◆ **WHAT IS BEING ASKED**
Look through the records below and collect all lines that hold the string "icon".

BEGIN RECORDS TO PROCESS

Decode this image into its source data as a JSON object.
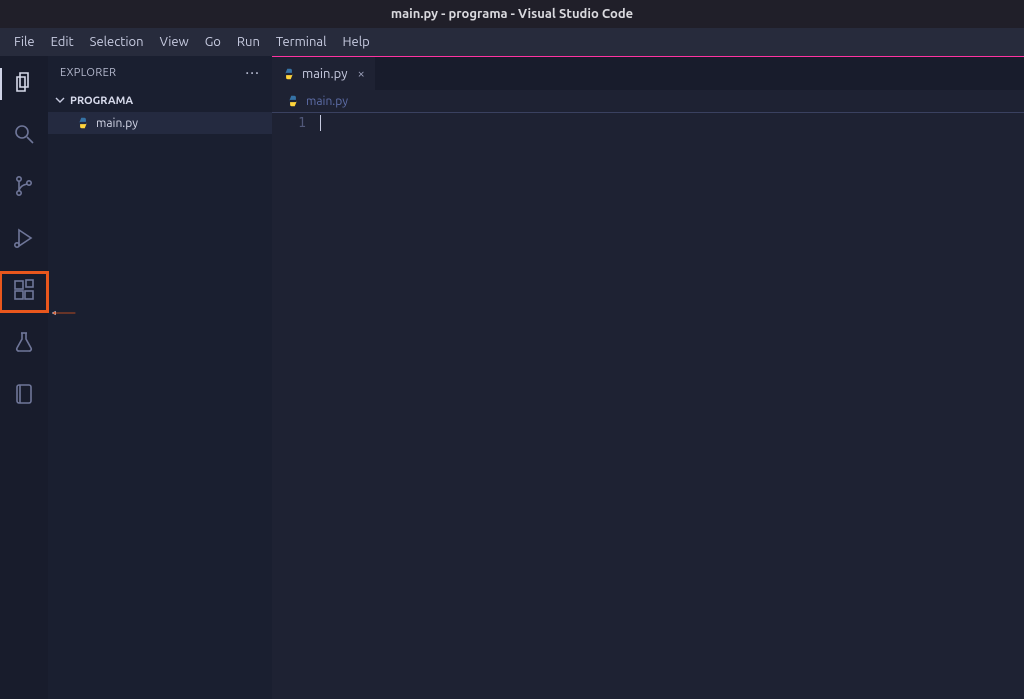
{
  "window": {
    "title": "main.py - programa - Visual Studio Code"
  },
  "menu": {
    "file": "File",
    "edit": "Edit",
    "selection": "Selection",
    "view": "View",
    "go": "Go",
    "run": "Run",
    "terminal": "Terminal",
    "help": "Help"
  },
  "activity": {
    "items": [
      {
        "name": "explorer",
        "active": true,
        "highlighted": false
      },
      {
        "name": "search",
        "active": false,
        "highlighted": false
      },
      {
        "name": "scm",
        "active": false,
        "highlighted": false
      },
      {
        "name": "run-debug",
        "active": false,
        "highlighted": false
      },
      {
        "name": "extensions",
        "active": false,
        "highlighted": true
      },
      {
        "name": "testing",
        "active": false,
        "highlighted": false
      },
      {
        "name": "notebook",
        "active": false,
        "highlighted": false
      }
    ]
  },
  "explorer": {
    "title": "EXPLORER",
    "more": "···",
    "folder": {
      "name": "PROGRAMA",
      "expanded": true
    },
    "files": [
      {
        "name": "main.py",
        "icon": "python-icon"
      }
    ]
  },
  "tabs": {
    "items": [
      {
        "label": "main.py",
        "icon": "python-icon",
        "close": "×",
        "active": true
      }
    ]
  },
  "breadcrumb": {
    "segments": [
      {
        "label": "main.py",
        "icon": "python-icon"
      }
    ]
  },
  "editor": {
    "lineNumbers": [
      "1"
    ],
    "lines": [
      ""
    ]
  },
  "annotation": {
    "arrow_target": "extensions",
    "color": "#e9571d"
  }
}
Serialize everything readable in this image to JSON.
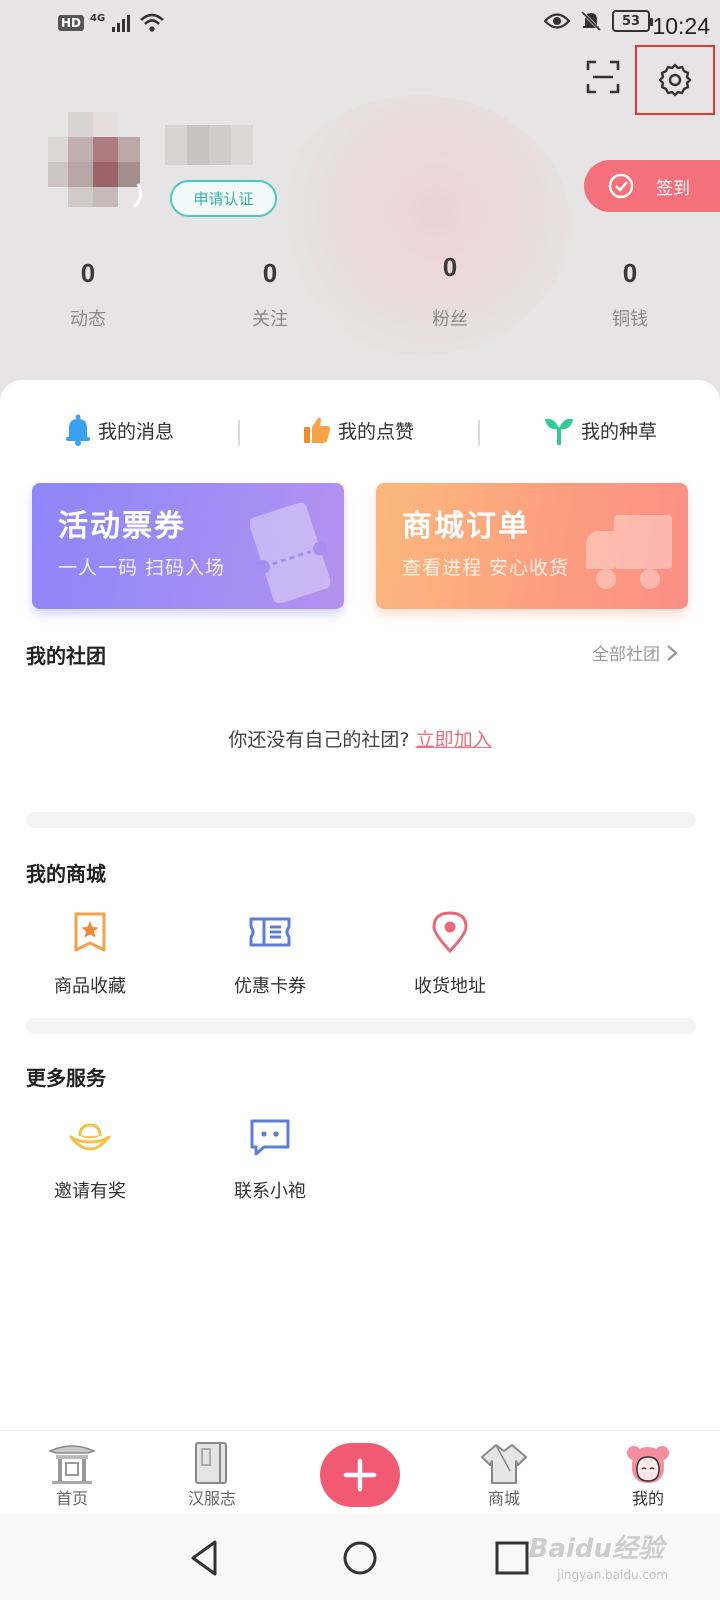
{
  "status_bar": {
    "hd": "HD",
    "network": "4G",
    "battery": "53",
    "time": "10:24"
  },
  "profile": {
    "apply_cert_label": "申请认证",
    "checkin_label": "签到",
    "stats": [
      {
        "value": "0",
        "label": "动态"
      },
      {
        "value": "0",
        "label": "关注"
      },
      {
        "value": "0",
        "label": "粉丝"
      },
      {
        "value": "0",
        "label": "铜钱"
      }
    ]
  },
  "quick_links": [
    {
      "label": "我的消息",
      "icon": "bell-icon"
    },
    {
      "label": "我的点赞",
      "icon": "thumbs-up-icon"
    },
    {
      "label": "我的种草",
      "icon": "sprout-icon"
    }
  ],
  "promo_cards": {
    "tickets": {
      "title": "活动票券",
      "subtitle": "一人一码 扫码入场"
    },
    "orders": {
      "title": "商城订单",
      "subtitle": "查看进程 安心收货"
    }
  },
  "clubs": {
    "title": "我的社团",
    "all_label": "全部社团",
    "empty_text": "你还没有自己的社团?",
    "join_label": "立即加入"
  },
  "shop": {
    "title": "我的商城",
    "items": [
      {
        "label": "商品收藏",
        "icon": "favorite-star-icon"
      },
      {
        "label": "优惠卡券",
        "icon": "coupon-icon"
      },
      {
        "label": "收货地址",
        "icon": "location-pin-icon"
      }
    ]
  },
  "services": {
    "title": "更多服务",
    "items": [
      {
        "label": "邀请有奖",
        "icon": "gold-ingot-icon"
      },
      {
        "label": "联系小袍",
        "icon": "chat-icon"
      }
    ]
  },
  "bottom_nav": {
    "items": [
      {
        "label": "首页"
      },
      {
        "label": "汉服志"
      },
      {
        "label": "商城"
      },
      {
        "label": "我的"
      }
    ]
  },
  "watermark": {
    "text": "Baidu经验",
    "sub": "jingyan.baidu.com"
  },
  "colors": {
    "accent_pink": "#f25a74",
    "checkin_pink": "#f4707b",
    "teal": "#36b3ab",
    "ticket_purple": "#8e86f8",
    "order_orange": "#fbb97c"
  }
}
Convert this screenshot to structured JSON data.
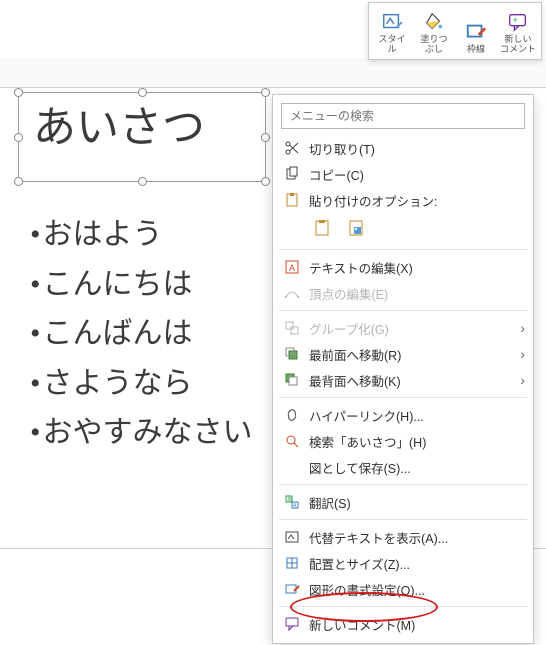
{
  "mini_toolbar": {
    "style": "スタイ\nル",
    "fill": "塗りつ\nぶし",
    "outline": "枠線",
    "new_comment": "新しい\nコメント"
  },
  "search": {
    "placeholder": "メニューの検索"
  },
  "textbox": {
    "title": "あいさつ"
  },
  "bullets": [
    "おはよう",
    "こんにちは",
    "こんばんは",
    "さようなら",
    "おやすみなさい"
  ],
  "menu": {
    "cut": "切り取り(T)",
    "copy": "コピー(C)",
    "paste_label": "貼り付けのオプション:",
    "edit_text": "テキストの編集(X)",
    "edit_points": "頂点の編集(E)",
    "group": "グループ化(G)",
    "bring_front": "最前面へ移動(R)",
    "send_back": "最背面へ移動(K)",
    "hyperlink": "ハイパーリンク(H)...",
    "search_q": "検索「あいさつ」(H)",
    "save_as_pic": "図として保存(S)...",
    "translate": "翻訳(S)",
    "alt_text": "代替テキストを表示(A)...",
    "size_pos": "配置とサイズ(Z)...",
    "format_shape": "図形の書式設定(O)...",
    "new_comment": "新しいコメント(M)"
  }
}
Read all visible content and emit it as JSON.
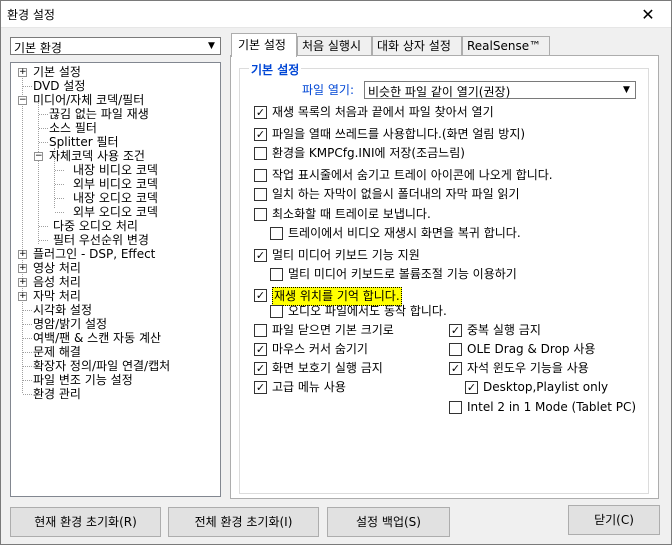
{
  "window": {
    "title": "환경 설정",
    "close_glyph": "✕"
  },
  "category_select": {
    "value": "기본 환경"
  },
  "tree": {
    "items": [
      {
        "label": "기본 설정",
        "toggle": "+"
      },
      {
        "label": "DVD 설정"
      },
      {
        "label": "미디어/자체 코덱/필터",
        "toggle": "−"
      },
      {
        "label": "끊김 없는 파일 재생"
      },
      {
        "label": "소스 필터"
      },
      {
        "label": "Splitter 필터"
      },
      {
        "label": "자체코덱 사용 조건",
        "toggle": "−"
      },
      {
        "label": "내장 비디오 코덱"
      },
      {
        "label": "외부 비디오 코덱"
      },
      {
        "label": "내장 오디오 코덱"
      },
      {
        "label": "외부 오디오 코덱"
      },
      {
        "label": "다중 오디오 처리"
      },
      {
        "label": "필터 우선순위 변경"
      },
      {
        "label": "플러그인 - DSP, Effect",
        "toggle": "+"
      },
      {
        "label": "영상 처리",
        "toggle": "+"
      },
      {
        "label": "음성 처리",
        "toggle": "+"
      },
      {
        "label": "자막 처리",
        "toggle": "+"
      },
      {
        "label": "시각화 설정"
      },
      {
        "label": "명암/밝기 설정"
      },
      {
        "label": "여백/팬 & 스캔 자동 계산"
      },
      {
        "label": "문제 해결"
      },
      {
        "label": "확장자 정의/파일 연결/캡처"
      },
      {
        "label": "파일 변조 기능 설정"
      },
      {
        "label": "환경 관리"
      }
    ]
  },
  "tabs": [
    {
      "label": "기본 설정"
    },
    {
      "label": "처음 실행시"
    },
    {
      "label": "대화 상자 설정"
    },
    {
      "label": "RealSense™"
    }
  ],
  "panel": {
    "group_title": "기본 설정",
    "file_open_label": "파일 열기:",
    "file_open_value": "비슷한 파일 같이 열기(권장)",
    "options": [
      {
        "label": "재생 목록의 처음과 끝에서 파일 찾아서 열기",
        "checked": true
      },
      {
        "label": "파일을 열때 쓰레드를 사용합니다.(화면 얼림 방지)",
        "checked": true
      },
      {
        "label": "환경을 KMPCfg.INI에 저장(조금느림)",
        "checked": false
      },
      {
        "label": "작업 표시줄에서 숨기고 트레이 아이콘에 나오게 합니다.",
        "checked": false
      },
      {
        "label": "일치 하는 자막이 없을시 폴더내의 자막 파일 읽기",
        "checked": false
      },
      {
        "label": "최소화할 때 트레이로 보냅니다.",
        "checked": false
      },
      {
        "label": "트레이에서 비디오 재생시 화면을 복귀 합니다.",
        "checked": false
      },
      {
        "label": "멀티 미디어 키보드 기능 지원",
        "checked": true
      },
      {
        "label": "멀티 미디어 키보드로 볼륨조절 기능 이용하기",
        "checked": false
      },
      {
        "label": "재생 위치를 기억 합니다.",
        "checked": true
      },
      {
        "label": "오디오 파일에서도 동작 합니다.",
        "checked": false
      },
      {
        "label": "파일 닫으면 기본 크기로",
        "checked": false
      },
      {
        "label": "마우스 커서 숨기기",
        "checked": true
      },
      {
        "label": "화면 보호기 실행 금지",
        "checked": true
      },
      {
        "label": "고급 메뉴 사용",
        "checked": true
      },
      {
        "label": "중복 실행 금지",
        "checked": true
      },
      {
        "label": "OLE Drag & Drop 사용",
        "checked": false
      },
      {
        "label": "자석 윈도우 기능을 사용",
        "checked": true
      },
      {
        "label": "Desktop,Playlist only",
        "checked": true
      },
      {
        "label": "Intel 2 in 1 Mode (Tablet PC)",
        "checked": false
      }
    ]
  },
  "buttons": {
    "reset_current": "현재 환경 초기화(R)",
    "reset_all": "전체 환경 초기화(I)",
    "backup": "설정 백업(S)",
    "close": "닫기(C)"
  },
  "colors": {
    "group_title": "#0046d5",
    "highlight": "#ffff00"
  }
}
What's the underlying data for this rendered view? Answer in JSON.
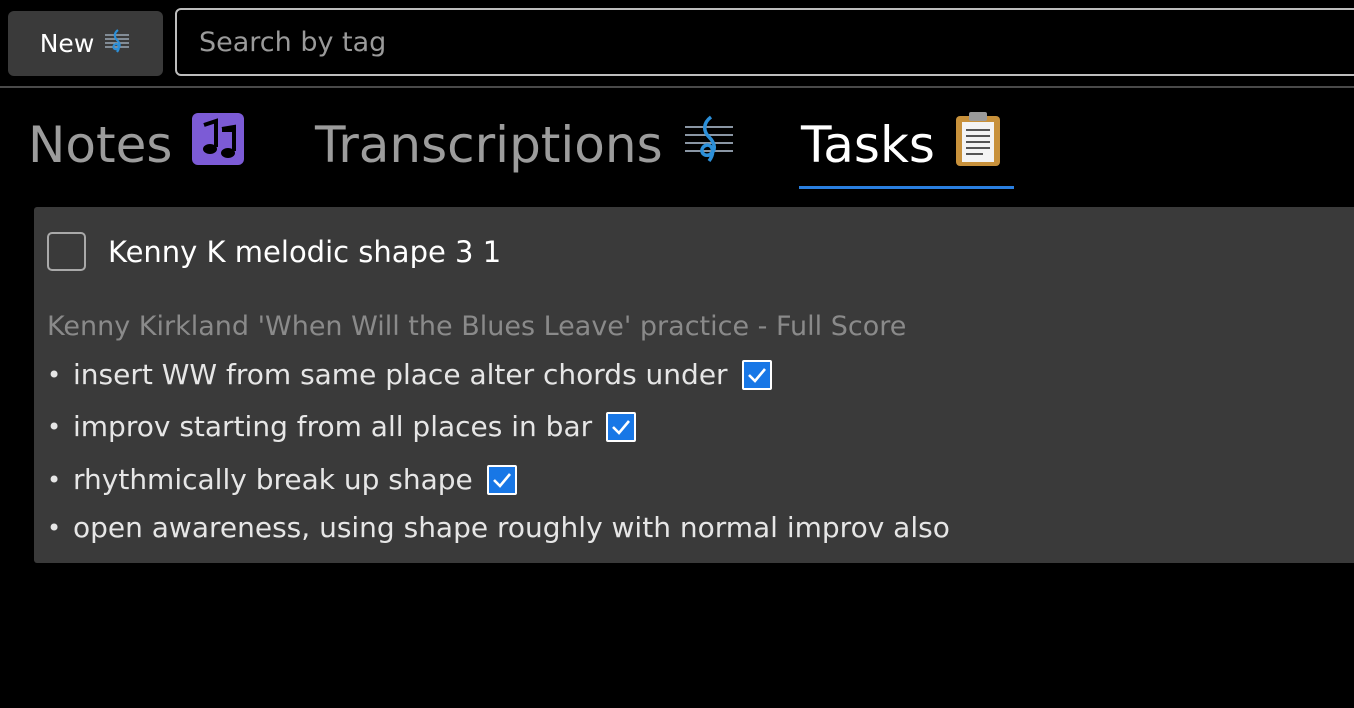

END RECORDS TO PROCESS

◆ **EXERCISE OUTPUT**
        "icon": "python-icon"
        "icon": "python-icon",
        "icon": "python-icon"
      "icon": "bell-icon"
      "icon": "thumbs-up-icon"
      "icon": "sprout-icon"
        "icon": "favorite-star-icon"
        "icon": "coupon-icon"
        "icon": "location-pin-icon"
        "icon": "gold-ingot-icon"
        "icon": "chat-icon"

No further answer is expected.